• _Goal_
What follows is a set of entries. Repeat them exactly, but not their pictures.
####################
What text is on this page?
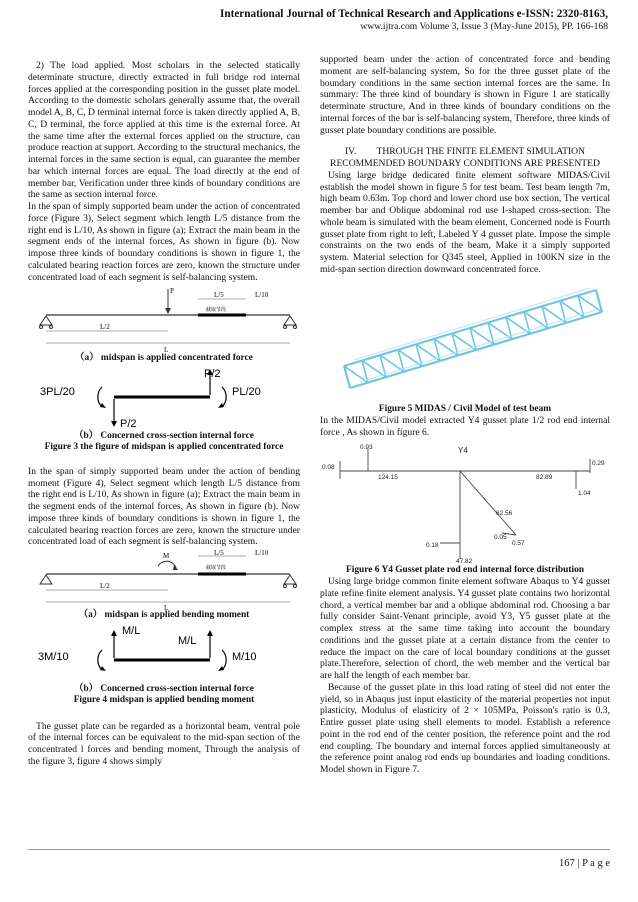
International Journal of Technical Research and Applications e-ISSN: 2320-8163,
www.ijtra.com Volume 3, Issue 3 (May-June 2015), PP. 166-168

2) The load applied. Most scholars in the selected statically determinate structure, directly extracted in full bridge rod internal forces applied at the corresponding position in the gusset plate model. According to the domestic scholars generally assume that, the overall model A, B, C, D terminal internal force is taken directly applied A, B, C, D terminal, the force applied at this time is the external force. At the same time after the external forces applied on the structure, can produce reaction at support. According to the structural mechanics, the internal forces in the same section is equal, can guarantee the member bar which internal forces are equal. The load directly at the end of member bar, Verification under three kinds of boundary conditions are the same as section internal force.

In the span of simply supported beam under the action of concentrated force (Figure 3), Select segment which length L/5 distance from the right end is L/10, As shown in figure (a); Extract the main beam in the segment ends of the internal forces, As shown in figure (b). Now impose three kinds of boundary conditions is shown in figure 1, the calculated bearing reaction forces are zero, known the structure under concentrated load of each segment is self-balancing system.

P	L/5	L/10
截取节段
L/2
L
（a） midspan is applied concentrated force
3PL/20
P/2
PL/20
P/2
（b） Concerned cross-section internal force
Figure 3 the figure of midspan is applied concentrated force

In the span of simply supported beam under the action of bending moment (Figure 4), Select segment which length L/5 distance from the right end is L/10, As shown in figure (a); Extract the main beam in the segment ends of the internal forces, As shown in figure (b). Now impose three kinds of boundary conditions is shown in figure 1, the calculated bearing reaction forces are zero, known the structure under concentrated load of each segment is self-balancing system.

M	L/5	L/10
截取节段
L/2
L
（a） midspan is applied bending moment
3M/10
M/L
M/L
M/10
（b） Concerned cross-section internal force
Figure 4 midspan is applied bending moment

The gusset plate can be regarded as a horizontal beam, ventral pole of the internal forces can be equivalent to the mid-span section of the concentrated l forces and bending moment, Through the analysis of the figure 3, figure 4 shows simply

supported beam under the action of concentrated force and bending moment are self-balancing system, So for the three gusset plate of the boundary conditions in the same section internal forces are the same. In summary: The three kind of boundary is shown in Figure 1 are statically determinate structure, And in three kinds of boundary conditions on the internal forces of the bar is self-balancing system, Therefore, three kinds of gusset plate boundary conditions are possible.

IV. THROUGH THE FINITE ELEMENT SIMULATION RECOMMENDED BOUNDARY CONDITIONS ARE PRESENTED

Using large bridge dedicated finite element software MIDAS/Civil establish the model shown in figure 5 for test beam. Test beam length 7m, high beam 0.63m. Top chord and lower chord use box section, The vertical member bar and Oblique abdominal rod use I-shaped cross-section. The whole beam is simulated with the beam element, Concerned node is Fourth gusset plate from right to left, Labeled Y 4 gusset plate. Impose the simple constraints on the two ends of the beam, Make it a simply supported system. Material selection for Q345 steel, Applied in 100KN size in the mid-span section direction downward concentrated force.

Figure 5 MIDAS / Civil Model of test beam

In the MIDAS/Civil model extracted Y4 gusset plate 1/2 rod end internal force , As shown in figure 6.

Y4
0.93
0.08
124.15	82.89
0.29
1.04
62.56
0.57
0.05
0.18
47.82
Figure 6 Y4 Gusset plate rod end internal force distribution

Using large bridge common finite element software Abaqus to Y4 gusset plate refine finite element analysis. Y4 gusset plate contains two horizontal chord, a vertical member bar and a oblique abdominal rod. Choosing a bar fully consider Saint-Venant principle, avoid Y3, Y5 gusset plate at the complex stress at the same time taking into account the boundary conditions and the gusset plate at a certain distance from the center to reduce the impact on the care of local boundary conditions at the gusset plate.Therefore, selection of chord, the web member and the vertical bar are half the length of each member bar.

Because of the gusset plate in this load rating of steel did not enter the yield, so in Abaqus just input elasticity of the material properties not input plasticity, Modulus of elasticity of 2 × 105MPa, Poisson's ratio is 0.3, Entire gusset plate using shell elements to model. Establish a reference point in the rod end of the center position, the reference point and the rod end coupling. The boundary and internal forces applied simultaneously at the reference point analog rod ends up boundaries and loading conditions. Model shown in Figure 7.

167 | P a g e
####################
• _Answer for this exercise_
What text is on this page?
International Journal of Technical Research and Applications e-ISSN: 2320-8163,
www.ijtra.com Volume 3, Issue 3 (May-June 2015), PP. 166-168

2) The load applied. Most scholars in the selected statically determinate structure, directly extracted in full bridge rod internal forces applied at the corresponding position in the gusset plate model. According to the domestic scholars generally assume that, the overall model A, B, C, D terminal internal force is taken directly applied A, B, C, D terminal, the force applied at this time is the external force. At the same time after the external forces applied on the structure, can produce reaction at support. According to the structural mechanics, the internal forces in the same section is equal, can guarantee the member bar which internal forces are equal. The load directly at the end of member bar, Verification under three kinds of boundary conditions are the same as section internal force.

In the span of simply supported beam under the action of concentrated force (Figure 3), Select segment which length L/5 distance from the right end is L/10, As shown in figure (a); Extract the main beam in the segment ends of the internal forces, As shown in figure (b). Now impose three kinds of boundary conditions is shown in figure 1, the calculated bearing reaction forces are zero, known the structure under concentrated load of each segment is self-balancing system.

P	L/5	L/10
截取节段
L/2
L
（a） midspan is applied concentrated force
3PL/20
P/2
PL/20
P/2
（b） Concerned cross-section internal force
Figure 3 the figure of midspan is applied concentrated force

In the span of simply supported beam under the action of bending moment (Figure 4), Select segment which length L/5 distance from the right end is L/10, As shown in figure (a); Extract the main beam in the segment ends of the internal forces, As shown in figure (b). Now impose three kinds of boundary conditions is shown in figure 1, the calculated bearing reaction forces are zero, known the structure under concentrated load of each segment is self-balancing system.

M	L/5	L/10
截取节段
L/2
L
（a） midspan is applied bending moment
3M/10
M/L
M/L
M/10
（b） Concerned cross-section internal force
Figure 4 midspan is applied bending moment

The gusset plate can be regarded as a horizontal beam, ventral pole of the internal forces can be equivalent to the mid-span section of the concentrated l forces and bending moment, Through the analysis of the figure 3, figure 4 shows simply

supported beam under the action of concentrated force and bending moment are self-balancing system, So for the three gusset plate of the boundary conditions in the same section internal forces are the same. In summary: The three kind of boundary is shown in Figure 1 are statically determinate structure, And in three kinds of boundary conditions on the internal forces of the bar is self-balancing system, Therefore, three kinds of gusset plate boundary conditions are possible.

IV. THROUGH THE FINITE ELEMENT SIMULATION RECOMMENDED BOUNDARY CONDITIONS ARE PRESENTED

Using large bridge dedicated finite element software MIDAS/Civil establish the model shown in figure 5 for test beam. Test beam length 7m, high beam 0.63m. Top chord and lower chord use box section, The vertical member bar and Oblique abdominal rod use I-shaped cross-section. The whole beam is simulated with the beam element, Concerned node is Fourth gusset plate from right to left, Labeled Y 4 gusset plate. Impose the simple constraints on the two ends of the beam, Make it a simply supported system. Material selection for Q345 steel, Applied in 100KN size in the mid-span section direction downward concentrated force.

Figure 5 MIDAS / Civil Model of test beam

In the MIDAS/Civil model extracted Y4 gusset plate 1/2 rod end internal force , As shown in figure 6.

Y4
0.93
0.08
124.15	82.89
0.29
1.04
62.56
0.57
0.05
0.18
47.82
Figure 6 Y4 Gusset plate rod end internal force distribution

Using large bridge common finite element software Abaqus to Y4 gusset plate refine finite element analysis. Y4 gusset plate contains two horizontal chord, a vertical member bar and a oblique abdominal rod. Choosing a bar fully consider Saint-Venant principle, avoid Y3, Y5 gusset plate at the complex stress at the same time taking into account the boundary conditions and the gusset plate at a certain distance from the center to reduce the impact on the care of local boundary conditions at the gusset plate.Therefore, selection of chord, the web member and the vertical bar are half the length of each member bar.

Because of the gusset plate in this load rating of steel did not enter the yield, so in Abaqus just input elasticity of the material properties not input plasticity, Modulus of elasticity of 2 × 105MPa, Poisson's ratio is 0.3, Entire gusset plate using shell elements to model. Establish a reference point in the rod end of the center position, the reference point and the rod end coupling. The boundary and internal forces applied simultaneously at the reference point analog rod ends up boundaries and loading conditions. Model shown in Figure 7.

167 | P a g e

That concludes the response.